**WHAT YOU NEED TO DO**
According to the article below on Tesla's share decline, why will Tesla temporarily halt production at its Model Y plant near Berlin? Explain in one to three sentences.

**TEXT EXTRACT**

•••••

Tesla nasdaq Tsla Shares Take Hit Amidst China Price Cuts and Factory Woes in Europe

Tesla (NASDAQ: TSLA) Shares Take Hit Amidst China Price Cuts and Factory Woes in Europe

Tesla (NASDAQ: TSLA) shares declined more than 3% as the EV giant announced price cuts in China and revealed disruptions at its sole European factory due to attacks in the Red Sea.

The company has slashed the starting prices of the Model 3 and Model Y sport utility vehicles. The Model 3 sedan now sees a 5.9% reduction, priced at 245,900 yuan ($34,300), while the Model Y SUV is marked down by 2.8% to 258,900 yuan.

In addition, Tesla (NASDAQ: TSLA) has revealed plans to temporarily halt production at its Model Y plant near Berlin from January 29 to February 11. This decision is in response to suppliers shifting transport routes due to recent attacks on vessels in the Red Sea.

Tesla shares dropped as much as 4.2% on Friday. This marks the 11th drop in 12 sessions for the stock. The recent stock movement coincides with the announcement from Hertz Global Holdings, outlining its plan to sell off one-third of its electric vehicle fleet in the United States.

•••••

**AVAILABLE DATA**

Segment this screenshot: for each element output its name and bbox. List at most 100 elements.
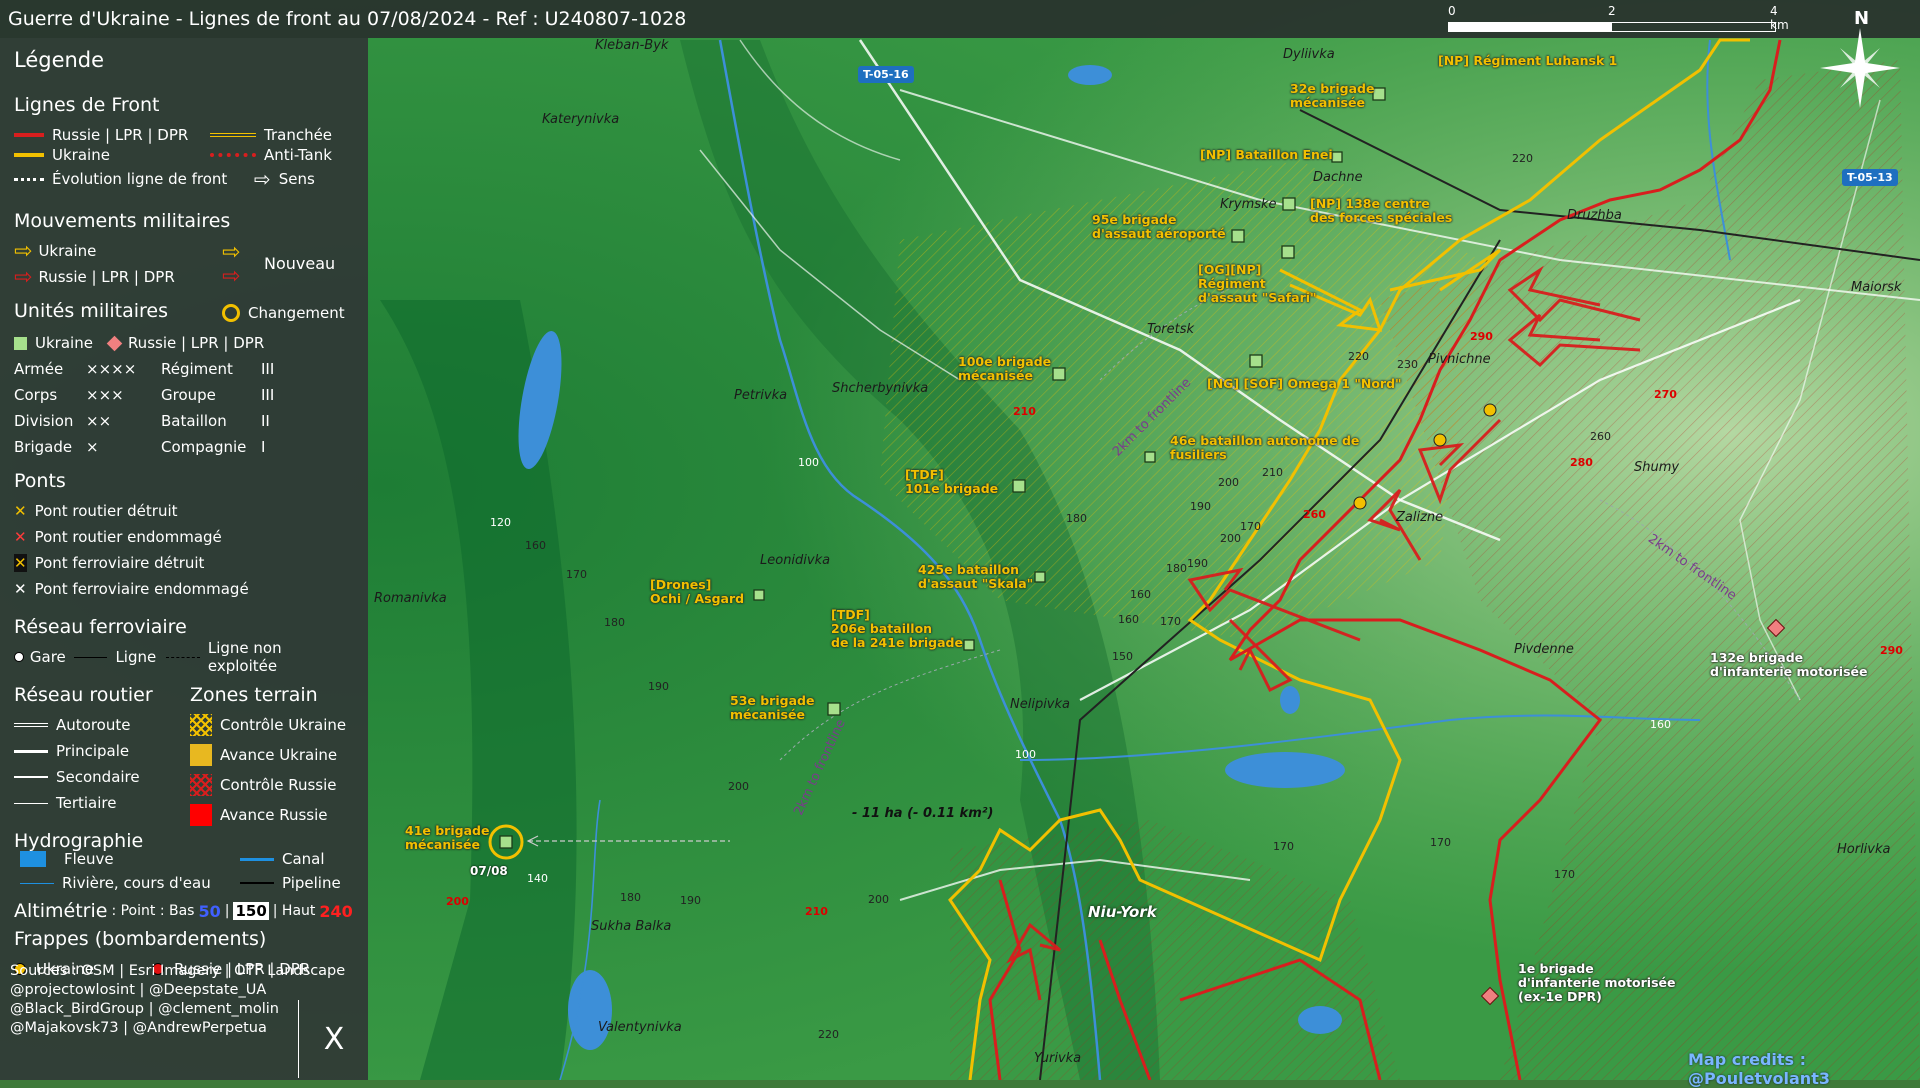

•••••

**WORKED SOLUTION**
Tesla will pause production at the Model Y plant near Berlin from January 29 to February 11 because its suppliers are shifting transport routes. They are changing routes because of recent attacks on vessels in the Red Sea.